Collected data

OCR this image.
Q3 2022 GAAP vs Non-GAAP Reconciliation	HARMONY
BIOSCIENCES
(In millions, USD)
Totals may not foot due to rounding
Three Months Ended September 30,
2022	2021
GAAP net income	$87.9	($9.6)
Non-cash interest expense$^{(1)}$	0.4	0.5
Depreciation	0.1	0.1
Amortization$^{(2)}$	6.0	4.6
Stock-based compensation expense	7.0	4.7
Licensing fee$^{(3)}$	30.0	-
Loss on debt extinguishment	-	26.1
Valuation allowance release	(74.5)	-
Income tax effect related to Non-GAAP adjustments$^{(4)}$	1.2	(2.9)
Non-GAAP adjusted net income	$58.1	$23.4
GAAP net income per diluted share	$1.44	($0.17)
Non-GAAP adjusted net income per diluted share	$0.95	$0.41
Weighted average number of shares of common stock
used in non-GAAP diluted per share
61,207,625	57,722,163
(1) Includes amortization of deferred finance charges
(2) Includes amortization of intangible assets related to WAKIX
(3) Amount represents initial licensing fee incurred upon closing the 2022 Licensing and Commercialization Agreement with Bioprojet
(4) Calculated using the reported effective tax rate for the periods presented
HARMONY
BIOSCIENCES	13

# The task:
Give the complete listing a second time, exactly as it reads.

# Full solution:
OCR this image.
Q3 2022 GAAP vs Non-GAAP Reconciliation	HARMONY
BIOSCIENCES
(In millions, USD)
Totals may not foot due to rounding
Three Months Ended September 30,
2022	2021
GAAP net income	$87.9	($9.6)
Non-cash interest expense$^{(1)}$	0.4	0.5
Depreciation	0.1	0.1
Amortization$^{(2)}$	6.0	4.6
Stock-based compensation expense	7.0	4.7
Licensing fee$^{(3)}$	30.0	-
Loss on debt extinguishment	-	26.1
Valuation allowance release	(74.5)	-
Income tax effect related to Non-GAAP adjustments$^{(4)}$	1.2	(2.9)
Non-GAAP adjusted net income	$58.1	$23.4
GAAP net income per diluted share	$1.44	($0.17)
Non-GAAP adjusted net income per diluted share	$0.95	$0.41
Weighted average number of shares of common stock
used in non-GAAP diluted per share
61,207,625	57,722,163
(1) Includes amortization of deferred finance charges
(2) Includes amortization of intangible assets related to WAKIX
(3) Amount represents initial licensing fee incurred upon closing the 2022 Licensing and Commercialization Agreement with Bioprojet
(4) Calculated using the reported effective tax rate for the periods presented
HARMONY
BIOSCIENCES	13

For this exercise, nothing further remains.